Collected data:
----
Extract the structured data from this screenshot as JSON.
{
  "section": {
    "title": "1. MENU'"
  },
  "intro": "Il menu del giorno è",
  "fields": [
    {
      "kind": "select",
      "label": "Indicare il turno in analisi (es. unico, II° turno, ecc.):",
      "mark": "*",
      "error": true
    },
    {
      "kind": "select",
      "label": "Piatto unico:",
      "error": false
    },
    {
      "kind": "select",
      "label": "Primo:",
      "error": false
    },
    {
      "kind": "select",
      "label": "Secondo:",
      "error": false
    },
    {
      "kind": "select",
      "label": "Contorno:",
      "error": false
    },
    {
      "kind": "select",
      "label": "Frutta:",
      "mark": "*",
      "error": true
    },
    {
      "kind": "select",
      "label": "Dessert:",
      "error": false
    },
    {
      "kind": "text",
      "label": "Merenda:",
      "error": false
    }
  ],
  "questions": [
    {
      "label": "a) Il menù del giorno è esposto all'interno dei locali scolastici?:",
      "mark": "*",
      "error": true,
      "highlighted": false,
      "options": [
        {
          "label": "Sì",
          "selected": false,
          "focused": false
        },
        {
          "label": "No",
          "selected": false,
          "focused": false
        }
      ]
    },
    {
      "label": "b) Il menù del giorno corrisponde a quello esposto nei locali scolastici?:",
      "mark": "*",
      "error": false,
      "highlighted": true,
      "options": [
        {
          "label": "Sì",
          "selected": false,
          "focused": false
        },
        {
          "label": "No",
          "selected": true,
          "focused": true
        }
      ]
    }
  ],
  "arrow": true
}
----
Task goal:
Repeat every record exactly as written, please.

Final result:
Extract the structured data from this screenshot as JSON.
{
  "section": {
    "title": "1. MENU'"
  },
  "intro": "Il menu del giorno è",
  "fields": [
    {
      "kind": "select",
      "label": "Indicare il turno in analisi (es. unico, II° turno, ecc.):",
      "mark": "*",
      "error": true
    },
    {
      "kind": "select",
      "label": "Piatto unico:",
      "error": false
    },
    {
      "kind": "select",
      "label": "Primo:",
      "error": false
    },
    {
      "kind": "select",
      "label": "Secondo:",
      "error": false
    },
    {
      "kind": "select",
      "label": "Contorno:",
      "error": false
    },
    {
      "kind": "select",
      "label": "Frutta:",
      "mark": "*",
      "error": true
    },
    {
      "kind": "select",
      "label": "Dessert:",
      "error": false
    },
    {
      "kind": "text",
      "label": "Merenda:",
      "error": false
    }
  ],
  "questions": [
    {
      "label": "a) Il menù del giorno è esposto all'interno dei locali scolastici?:",
      "mark": "*",
      "error": true,
      "highlighted": false,
      "options": [
        {
          "label": "Sì",
          "selected": false,
          "focused": false
        },
        {
          "label": "No",
          "selected": false,
          "focused": false
        }
      ]
    },
    {
      "label": "b) Il menù del giorno corrisponde a quello esposto nei locali scolastici?:",
      "mark": "*",
      "error": false,
      "highlighted": true,
      "options": [
        {
          "label": "Sì",
          "selected": false,
          "focused": false
        },
        {
          "label": "No",
          "selected": true,
          "focused": true
        }
      ]
    }
  ],
  "arrow": true
}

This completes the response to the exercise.